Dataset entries
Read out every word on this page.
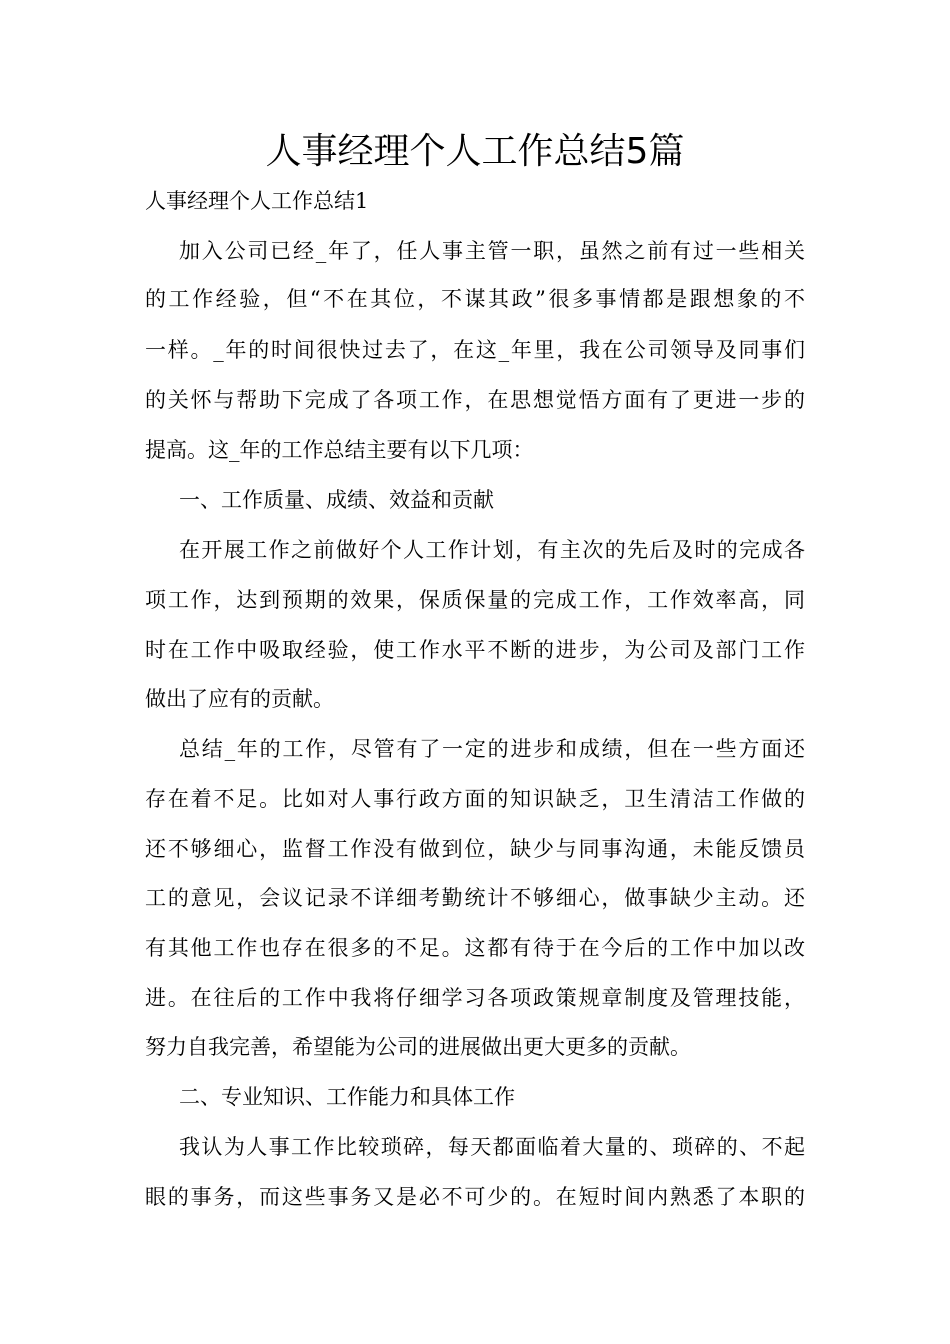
人事经理个人工作总结5篇

人事经理个人工作总结1

加入公司已经_年了，任人事主管一职，虽然之前有过一些相关

的工作经验，但“不在其位，不谋其政”很多事情都是跟想象的不

一样。_年的时间很快过去了，在这_年里，我在公司领导及同事们

的关怀与帮助下完成了各项工作，在思想觉悟方面有了更进一步的

提高。这_年的工作总结主要有以下几项：

一、工作质量、成绩、效益和贡献

在开展工作之前做好个人工作计划，有主次的先后及时的完成各

项工作，达到预期的效果，保质保量的完成工作，工作效率高，同

时在工作中吸取经验，使工作水平不断的进步，为公司及部门工作

做出了应有的贡献。

总结_年的工作，尽管有了一定的进步和成绩，但在一些方面还

存在着不足。比如对人事行政方面的知识缺乏，卫生清洁工作做的

还不够细心，监督工作没有做到位，缺少与同事沟通，未能反馈员

工的意见，会议记录不详细考勤统计不够细心，做事缺少主动。还

有其他工作也存在很多的不足。这都有待于在今后的工作中加以改

进。在往后的工作中我将仔细学习各项政策规章制度及管理技能，

努力自我完善，希望能为公司的进展做出更大更多的贡献。

二、专业知识、工作能力和具体工作

我认为人事工作比较琐碎，每天都面临着大量的、琐碎的、不起

眼的事务，而这些事务又是必不可少的。在短时间内熟悉了本职的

### WHAT IS ASKED
Transcribe the material exactly, keeping every word and none of the pictures.

### EXERCISE SOLUTION
Read out every word on this page.
人事经理个人工作总结5篇

人事经理个人工作总结1

加入公司已经_年了，任人事主管一职，虽然之前有过一些相关

的工作经验，但“不在其位，不谋其政”很多事情都是跟想象的不

一样。_年的时间很快过去了，在这_年里，我在公司领导及同事们

的关怀与帮助下完成了各项工作，在思想觉悟方面有了更进一步的

提高。这_年的工作总结主要有以下几项：

一、工作质量、成绩、效益和贡献

在开展工作之前做好个人工作计划，有主次的先后及时的完成各

项工作，达到预期的效果，保质保量的完成工作，工作效率高，同

时在工作中吸取经验，使工作水平不断的进步，为公司及部门工作

做出了应有的贡献。

总结_年的工作，尽管有了一定的进步和成绩，但在一些方面还

存在着不足。比如对人事行政方面的知识缺乏，卫生清洁工作做的

还不够细心，监督工作没有做到位，缺少与同事沟通，未能反馈员

工的意见，会议记录不详细考勤统计不够细心，做事缺少主动。还

有其他工作也存在很多的不足。这都有待于在今后的工作中加以改

进。在往后的工作中我将仔细学习各项政策规章制度及管理技能，

努力自我完善，希望能为公司的进展做出更大更多的贡献。

二、专业知识、工作能力和具体工作

我认为人事工作比较琐碎，每天都面临着大量的、琐碎的、不起

眼的事务，而这些事务又是必不可少的。在短时间内熟悉了本职的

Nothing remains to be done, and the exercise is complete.